#### [Work required]
The entries below are to be transcribed in full, without their images.

#### [The records]

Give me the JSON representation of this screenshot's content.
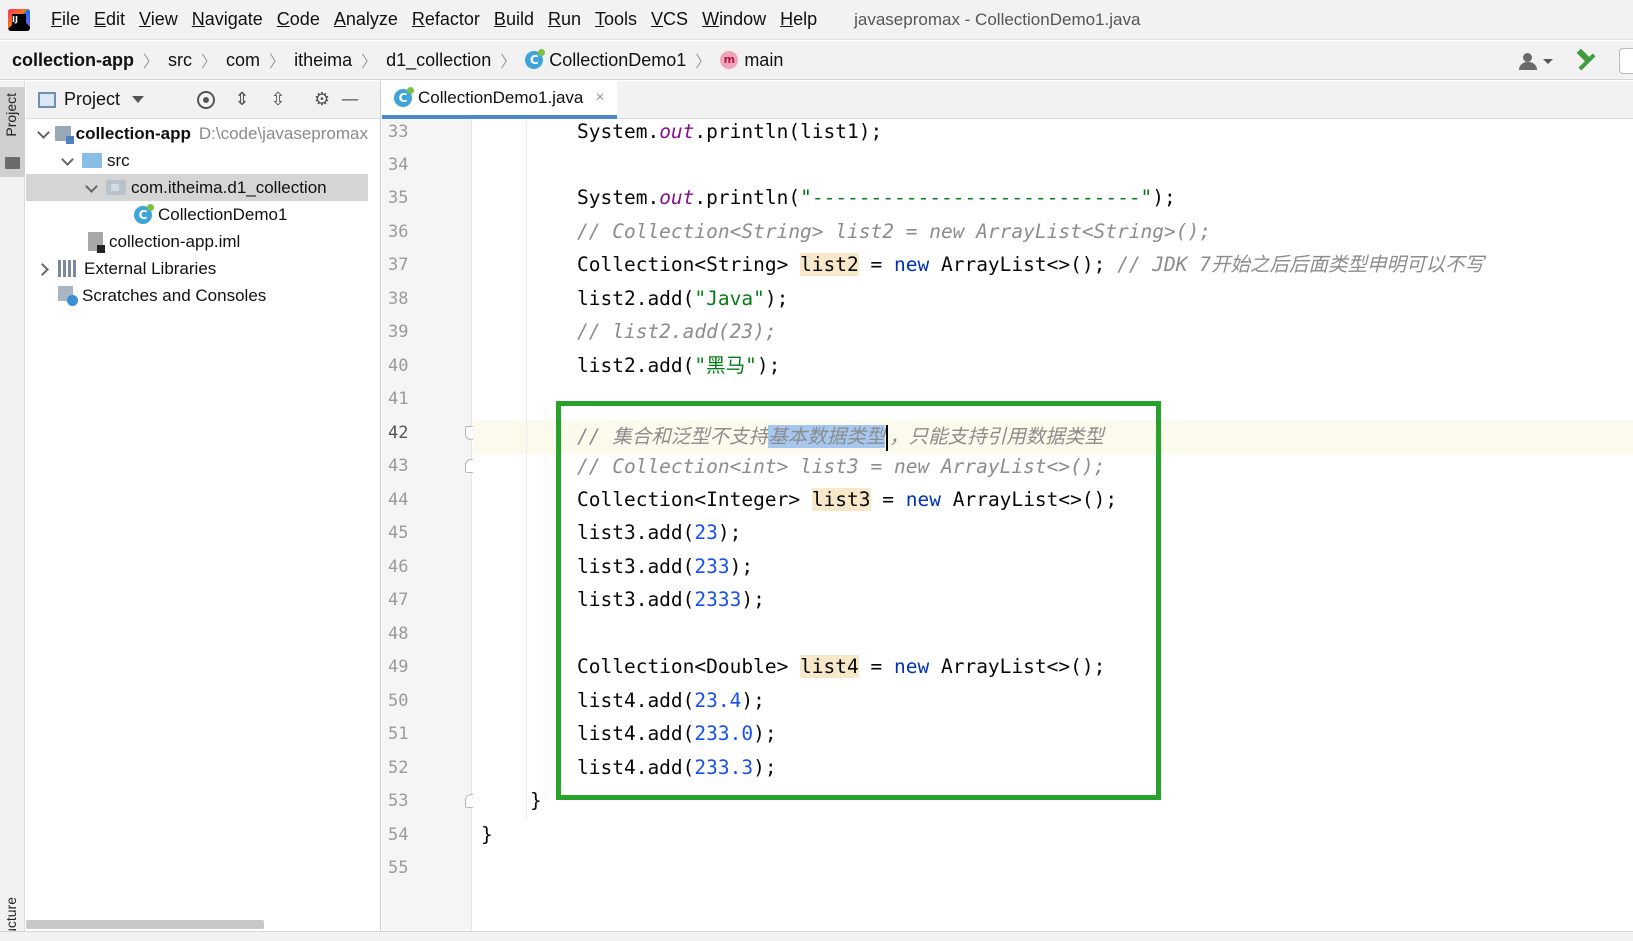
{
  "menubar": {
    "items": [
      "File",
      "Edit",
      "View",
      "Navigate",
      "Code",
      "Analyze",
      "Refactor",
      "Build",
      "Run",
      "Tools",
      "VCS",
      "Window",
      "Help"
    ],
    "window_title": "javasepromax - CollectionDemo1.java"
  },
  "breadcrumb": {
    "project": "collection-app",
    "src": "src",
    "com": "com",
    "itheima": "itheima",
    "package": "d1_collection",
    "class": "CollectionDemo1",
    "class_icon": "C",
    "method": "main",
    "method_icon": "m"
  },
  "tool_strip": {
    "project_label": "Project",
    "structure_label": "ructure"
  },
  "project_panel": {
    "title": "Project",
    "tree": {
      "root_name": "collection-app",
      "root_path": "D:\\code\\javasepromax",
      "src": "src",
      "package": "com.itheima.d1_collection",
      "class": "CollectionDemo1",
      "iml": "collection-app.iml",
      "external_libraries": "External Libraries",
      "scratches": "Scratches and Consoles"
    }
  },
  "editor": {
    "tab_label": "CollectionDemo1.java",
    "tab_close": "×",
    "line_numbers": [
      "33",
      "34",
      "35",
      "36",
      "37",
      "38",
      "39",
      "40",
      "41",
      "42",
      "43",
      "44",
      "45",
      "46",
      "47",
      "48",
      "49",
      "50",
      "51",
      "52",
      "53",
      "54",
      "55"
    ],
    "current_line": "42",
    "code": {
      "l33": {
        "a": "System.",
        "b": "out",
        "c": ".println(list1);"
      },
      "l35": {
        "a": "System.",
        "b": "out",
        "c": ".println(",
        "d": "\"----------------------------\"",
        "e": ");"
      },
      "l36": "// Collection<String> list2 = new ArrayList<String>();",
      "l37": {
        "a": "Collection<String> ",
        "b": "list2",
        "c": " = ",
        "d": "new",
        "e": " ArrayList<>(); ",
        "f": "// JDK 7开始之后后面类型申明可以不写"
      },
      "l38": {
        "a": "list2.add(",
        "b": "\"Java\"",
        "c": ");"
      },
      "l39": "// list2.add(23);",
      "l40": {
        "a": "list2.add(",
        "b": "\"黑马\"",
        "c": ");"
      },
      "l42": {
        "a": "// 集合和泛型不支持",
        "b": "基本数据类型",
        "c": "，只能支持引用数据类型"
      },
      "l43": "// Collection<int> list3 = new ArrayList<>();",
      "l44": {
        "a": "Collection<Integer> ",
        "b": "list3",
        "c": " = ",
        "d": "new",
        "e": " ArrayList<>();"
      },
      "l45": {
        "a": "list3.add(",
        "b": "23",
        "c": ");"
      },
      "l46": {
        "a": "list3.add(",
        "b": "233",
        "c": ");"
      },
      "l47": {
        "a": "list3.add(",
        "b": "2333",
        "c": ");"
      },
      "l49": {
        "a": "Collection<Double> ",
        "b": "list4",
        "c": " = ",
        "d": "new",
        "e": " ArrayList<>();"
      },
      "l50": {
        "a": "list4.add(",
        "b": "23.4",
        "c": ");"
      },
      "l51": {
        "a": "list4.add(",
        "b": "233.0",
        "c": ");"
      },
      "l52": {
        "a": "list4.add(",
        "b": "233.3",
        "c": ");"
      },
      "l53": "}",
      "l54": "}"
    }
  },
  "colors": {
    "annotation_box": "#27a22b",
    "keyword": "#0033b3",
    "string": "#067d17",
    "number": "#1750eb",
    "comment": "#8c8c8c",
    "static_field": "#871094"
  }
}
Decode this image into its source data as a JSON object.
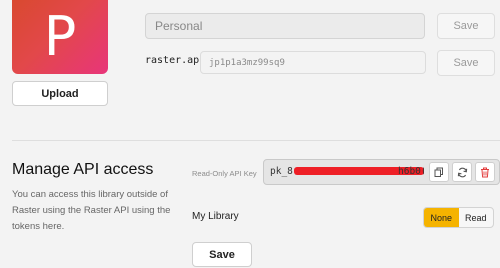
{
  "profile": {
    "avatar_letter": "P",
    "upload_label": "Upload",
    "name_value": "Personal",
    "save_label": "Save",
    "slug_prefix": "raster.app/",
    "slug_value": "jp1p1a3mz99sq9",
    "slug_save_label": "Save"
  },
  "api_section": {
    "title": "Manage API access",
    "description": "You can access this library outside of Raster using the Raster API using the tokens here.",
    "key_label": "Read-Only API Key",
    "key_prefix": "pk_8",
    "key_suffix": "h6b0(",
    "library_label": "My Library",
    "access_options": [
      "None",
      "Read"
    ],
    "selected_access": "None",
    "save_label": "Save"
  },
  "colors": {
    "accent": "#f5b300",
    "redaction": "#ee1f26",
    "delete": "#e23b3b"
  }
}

#### [Completed task]
Give me the JSON representation of this screenshot's content.
{
  "menubar": {
    "items": [
      "File",
      "Edit",
      "View",
      "Navigate",
      "Code",
      "Analyze",
      "Refactor",
      "Build",
      "Run",
      "Tools",
      "VCS",
      "Window",
      "Help"
    ],
    "window_title": "javasepromax - CollectionDemo1.java"
  },
  "breadcrumb": {
    "project": "collection-app",
    "src": "src",
    "com": "com",
    "itheima": "itheima",
    "package": "d1_collection",
    "class": "CollectionDemo1",
    "class_icon": "C",
    "method": "main",
    "method_icon": "m"
  },
  "tool_strip": {
    "project_label": "Project",
    "structure_label": "ructure"
  },
  "project_panel": {
    "title": "Project",
    "tree": {
      "root_name": "collection-app",
      "root_path": "D:\\code\\javasepromax",
      "src": "src",
      "package": "com.itheima.d1_collection",
      "class": "CollectionDemo1",
      "iml": "collection-app.iml",
      "external_libraries": "External Libraries",
      "scratches": "Scratches and Consoles"
    }
  },
  "editor": {
    "tab_label": "CollectionDemo1.java",
    "tab_close": "×",
    "line_numbers": [
      "33",
      "34",
      "35",
      "36",
      "37",
      "38",
      "39",
      "40",
      "41",
      "42",
      "43",
      "44",
      "45",
      "46",
      "47",
      "48",
      "49",
      "50",
      "51",
      "52",
      "53",
      "54",
      "55"
    ],
    "current_line": "42",
    "code": {
      "l33": {
        "a": "System.",
        "b": "out",
        "c": ".println(list1);"
      },
      "l35": {
        "a": "System.",
        "b": "out",
        "c": ".println(",
        "d": "\"----------------------------\"",
        "e": ");"
      },
      "l36": "// Collection<String> list2 = new ArrayList<String>();",
      "l37": {
        "a": "Collection<String> ",
        "b": "list2",
        "c": " = ",
        "d": "new",
        "e": " ArrayList<>(); ",
        "f": "// JDK 7开始之后后面类型申明可以不写"
      },
      "l38": {
        "a": "list2.add(",
        "b": "\"Java\"",
        "c": ");"
      },
      "l39": "// list2.add(23);",
      "l40": {
        "a": "list2.add(",
        "b": "\"黑马\"",
        "c": ");"
      },
      "l42": {
        "a": "// 集合和泛型不支持",
        "b": "基本数据类型",
        "c": "，只能支持引用数据类型"
      },
      "l43": "// Collection<int> list3 = new ArrayList<>();",
      "l44": {
        "a": "Collection<Integer> ",
        "b": "list3",
        "c": " = ",
        "d": "new",
        "e": " ArrayList<>();"
      },
      "l45": {
        "a": "list3.add(",
        "b": "23",
        "c": ");"
      },
      "l46": {
        "a": "list3.add(",
        "b": "233",
        "c": ");"
      },
      "l47": {
        "a": "list3.add(",
        "b": "2333",
        "c": ");"
      },
      "l49": {
        "a": "Collection<Double> ",
        "b": "list4",
        "c": " = ",
        "d": "new",
        "e": " ArrayList<>();"
      },
      "l50": {
        "a": "list4.add(",
        "b": "23.4",
        "c": ");"
      },
      "l51": {
        "a": "list4.add(",
        "b": "233.0",
        "c": ");"
      },
      "l52": {
        "a": "list4.add(",
        "b": "233.3",
        "c": ");"
      },
      "l53": "}",
      "l54": "}"
    }
  },
  "colors": {
    "annotation_box": "#27a22b",
    "keyword": "#0033b3",
    "string": "#067d17",
    "number": "#1750eb",
    "comment": "#8c8c8c",
    "static_field": "#871094"
  }
}
Decode this image into its source data as a JSON object.
{
  "profile": {
    "avatar_letter": "P",
    "upload_label": "Upload",
    "name_value": "Personal",
    "save_label": "Save",
    "slug_prefix": "raster.app/",
    "slug_value": "jp1p1a3mz99sq9",
    "slug_save_label": "Save"
  },
  "api_section": {
    "title": "Manage API access",
    "description": "You can access this library outside of Raster using the Raster API using the tokens here.",
    "key_label": "Read-Only API Key",
    "key_prefix": "pk_8",
    "key_suffix": "h6b0(",
    "library_label": "My Library",
    "access_options": [
      "None",
      "Read"
    ],
    "selected_access": "None",
    "save_label": "Save"
  },
  "colors": {
    "accent": "#f5b300",
    "redaction": "#ee1f26",
    "delete": "#e23b3b"
  }
}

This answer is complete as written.